Postby jimwalton » Sat Nov 03, 2018 1:01 pm

> So it's not just and fair to judge all Republicans for DJT?

Of course not. Some Republicans voted for him because they thought Hillary was a criminal, not because they liked Trump. Some Republicans still think he's a big jerk with no filter on his mouth who says stupid and dangerous things.

> But it is just and fair to punish children for the actions of their community?

In the ancient worldview, "the community" was the locus of all things. It was an honor-and-shame world. If one individual shamed the community, they were all shamed. If one individual committed a crime, they were all guilty. It was the mindset of the ancients. The children were just as much a part of the community as anyone else. There was no individualism in the ancient world. If they were guilty, they were all guilty; if they were blessed, they were all blessed. It's a completely different way of looking at things from our modern mindset. In the ancient world they wouldn't have blinked twice if the children were punished for the actions of the community—of COURSE they would be! (That was their mindset and expectation, in any case.) They would have perceived it as perfectly fair because the children in the community were the offspring, and therefore the budding flowers.

····················

◆ BRIEF A ◆
Reproduce the lines of the listing that start with the line containing "signer-name: MAURICIO ESPINOZA" and continue through the line containing "signature-block (0, 548, 800, 598)".

(Layout annotation records)

····················

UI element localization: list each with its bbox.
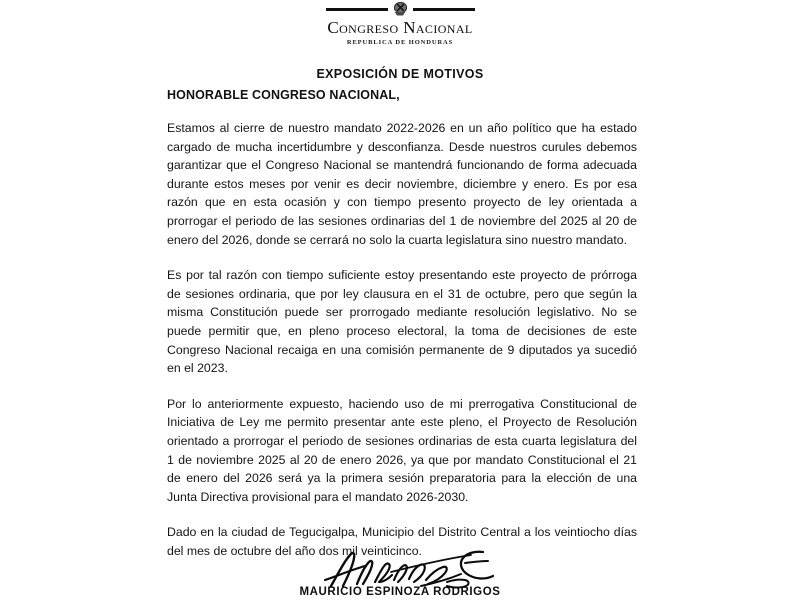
signer-name: MAURICIO ESPINOZA RODRIGOS (299, 586, 501, 598)
crest-row (0, 1, 800, 17)
document-body (167, 88, 637, 560)
salutation: HONORABLE CONGRESO NACIONAL, (167, 88, 400, 102)
paragraph: Estamos al cierre de nuestro mandato 2022-2026 en un año político que ha estado cargado de mucha incertidumbre y desconfianza. Desde nuestros curules debemos garantizar que el Congreso Nacional se mantendrá funcionando de forma adecuada durante estos meses por venir es decir noviembre, diciembre y enero. Es por esa razón que en esta ocasión y con tiempo presento proyecto de ley orientada a prorrogar el periodo de las sesiones ordinarias del 1 de noviembre del 2025 al 20 de enero del 2026, donde se cerrará no solo la cuarta legislatura sino nuestro mandato. (167, 121, 637, 247)
page-title: EXPOSICIÓN DE MOTIVOS (316, 66, 484, 81)
honduras-congress-crest-icon (392, 2, 409, 17)
country-line: REPUBLICA DE HONDURAS (346, 38, 454, 46)
letterhead-rule-right (413, 8, 475, 11)
letterhead-rule-left (326, 8, 388, 11)
paragraph: Por lo anteriormente expuesto, haciendo uso de mi prerrogativa Constitucional de Iniciativa de Ley me permito presentar ante este pleno, el Proyecto de Resolución orientado a prorrogar el periodo de sesiones ordinarias de esta cuarta legislatura del 1 de noviembre 2025 al 20 de enero 2026, ya que por mandato Constitucional el 21 de enero del 2026 será ya la primera sesión preparatoria para la elección de una Junta Directiva provisional para el mandato 2026-2030. (167, 396, 637, 504)
signature-block (0, 548, 800, 598)
paragraph: Dado en la ciudad de Tegucigalpa, Municipio del Distrito Central a los veintiocho días del mes de octubre del año dos mil veinticinco. (167, 525, 637, 558)
institution-name: Congreso Nacional (327, 18, 473, 37)
paragraph: Es por tal razón con tiempo suficiente estoy presentando este proyecto de prórroga de sesiones ordinaria, que por ley clausura en el 31 de octubre, pero que según la misma Constitución puede ser prorrogado mediante resolución legislativo. No se puede permitir que, en pleno proceso electoral, la toma de decisiones de este Congreso Nacional recaiga en una comisión permanente de 9 diputados ya sucedió en el 2023. (167, 268, 637, 376)
letterhead (0, 0, 800, 46)
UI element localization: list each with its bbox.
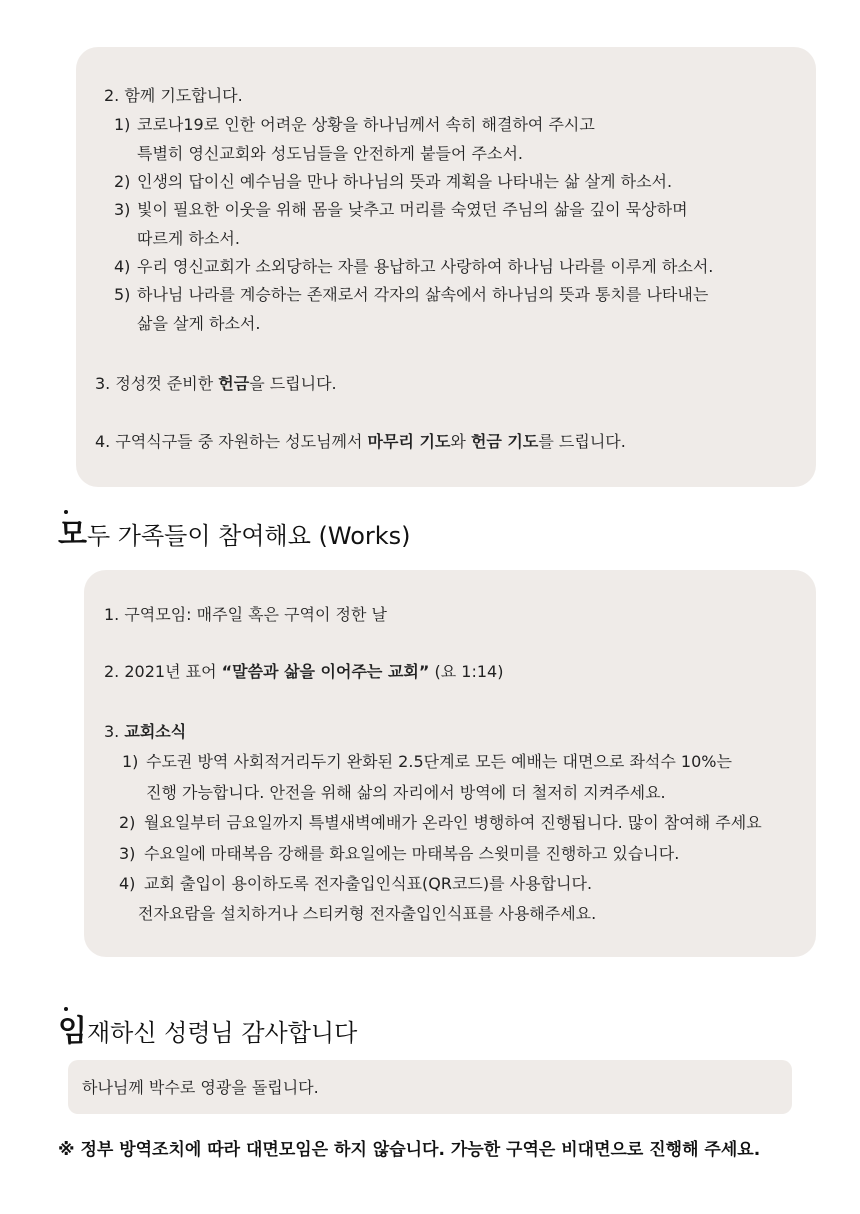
- prayer-line-5a: 하나님 나라를 계승하는 존재로서 각자의 삶속에서 하나님의 뜻과 통치를 나타내는: [137, 285, 709, 304]
- works-item-2: 2. 2021년 표어 “말씀과 삶을 이어주는 교회” (요 1:14): [104, 662, 504, 681]
- prayer-line-1b: 특별히 영신교회와 성도님들을 안전하게 붙들어 주소서.: [137, 144, 524, 163]
- prayer-title: 2. 함께 기도합니다.: [104, 86, 243, 105]
- prayer-line-4a: 우리 영신교회가 소외당하는 자를 용납하고 사랑하여 하나님 나라를 이루게 하소서.: [137, 257, 714, 276]
- news-line-1a: 수도권 방역 사회적거리두기 완화된 2.5단계로 모든 예배는 대면으로 좌석수 10%는: [146, 752, 732, 771]
- news-line-1b: 진행 가능합니다. 안전을 위해 삶의 자리에서 방역에 더 철저히 지켜주세요.: [146, 783, 666, 802]
- news-line-2a: 월요일부터 금요일까지 특별새벽예배가 온라인 병행하여 진행됩니다. 많이 참여해 주세요: [144, 813, 762, 832]
- prayer-num-4: 4): [114, 257, 131, 276]
- footer-note: ※ 정부 방역조치에 따라 대면모임은 하지 않습니다. 가능한 구역은 비대면으로 진행해 주세요.: [58, 1140, 761, 1160]
- prayer-line-3a: 빛이 필요한 이웃을 위해 몸을 낮추고 머리를 숙였던 주님의 삶을 깊이 묵상하며: [137, 200, 688, 219]
- prayer-num-3: 3): [114, 200, 131, 219]
- prayer-num-5: 5): [114, 285, 131, 304]
- offering-item: 3. 정성껏 준비한 헌금을 드립니다.: [95, 374, 337, 393]
- thanks-text: 하나님께 박수로 영광을 돌립니다.: [82, 1078, 319, 1097]
- prayer-line-1a: 코로나19로 인한 어려운 상황을 하나님께서 속히 해결하여 주시고: [137, 115, 595, 134]
- prayer-line-5b: 삶을 살게 하소서.: [137, 314, 261, 333]
- heading-dot: [64, 1007, 68, 1011]
- prayer-line-2a: 인생의 답이신 예수님을 만나 하나님의 뜻과 계획을 나타내는 삶 살게 하소서.: [137, 172, 673, 191]
- prayer-line-3b: 따르게 하소서.: [137, 229, 240, 248]
- news-num-1: 1): [122, 752, 139, 771]
- works-item-3-title: 3. 교회소식: [104, 722, 187, 741]
- news-num-4: 4): [119, 874, 136, 893]
- prayer-num-2: 2): [114, 172, 131, 191]
- news-num-3: 3): [119, 844, 136, 863]
- heading-dot: [64, 510, 68, 514]
- works-item-1: 1. 구역모임: 매주일 혹은 구역이 정한 날: [104, 605, 388, 624]
- news-num-2: 2): [119, 813, 136, 832]
- works-heading: 모두 가족들이 참여해요 (Works): [58, 517, 411, 552]
- prayer-num-1: 1): [114, 115, 131, 134]
- closing-prayer-item: 4. 구역식구들 중 자원하는 성도님께서 마무리 기도와 헌금 기도를 드립니다.: [95, 432, 626, 451]
- news-line-4a: 교회 출입이 용이하도록 전자출입인식표(QR코드)를 사용합니다.: [144, 874, 593, 893]
- thanks-heading: 임재하신 성령님 감사합니다: [58, 1014, 358, 1049]
- news-line-4b: 전자요람을 설치하거나 스티커형 전자출입인식표를 사용해주세요.: [138, 904, 597, 923]
- news-line-3a: 수요일에 마태복음 강해를 화요일에는 마태복음 스윗미를 진행하고 있습니다.: [144, 844, 680, 863]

····················

◆ BRIEF B ◆
According to the forum reply, why did some Republicans vote for Trump?

◆ WRITTEN ANSWER A ◆
signer-name: MAURICIO ESPINOZA RODRIGOS (299, 586, 501, 598)
crest-row (0, 1, 800, 17)
document-body (167, 88, 637, 560)
salutation: HONORABLE CONGRESO NACIONAL, (167, 88, 400, 102)
paragraph: Estamos al cierre de nuestro mandato 2022-2026 en un año político que ha estado cargado de mucha incertidumbre y desconfianza. Desde nuestros curules debemos garantizar que el Congreso Nacional se mantendrá funcionando de forma adecuada durante estos meses por venir es decir noviembre, diciembre y enero. Es por esa razón que en esta ocasión y con tiempo presento proyecto de ley orientada a prorrogar el periodo de las sesiones ordinarias del 1 de noviembre del 2025 al 20 de enero del 2026, donde se cerrará no solo la cuarta legislatura sino nuestro mandato. (167, 121, 637, 247)
page-title: EXPOSICIÓN DE MOTIVOS (316, 66, 484, 81)
honduras-congress-crest-icon (392, 2, 409, 17)
country-line: REPUBLICA DE HONDURAS (346, 38, 454, 46)
letterhead-rule-right (413, 8, 475, 11)
letterhead-rule-left (326, 8, 388, 11)
paragraph: Por lo anteriormente expuesto, haciendo uso de mi prerrogativa Constitucional de Iniciativa de Ley me permito presentar ante este pleno, el Proyecto de Resolución orientado a prorrogar el periodo de sesiones ordinarias de esta cuarta legislatura del 1 de noviembre 2025 al 20 de enero 2026, ya que por mandato Constitucional el 21 de enero del 2026 será ya la primera sesión preparatoria para la elección de una Junta Directiva provisional para el mandato 2026-2030. (167, 396, 637, 504)
signature-block (0, 548, 800, 598)

◆ WRITTEN ANSWER B ◆
They thought Hillary was a criminal, not because they liked Trump.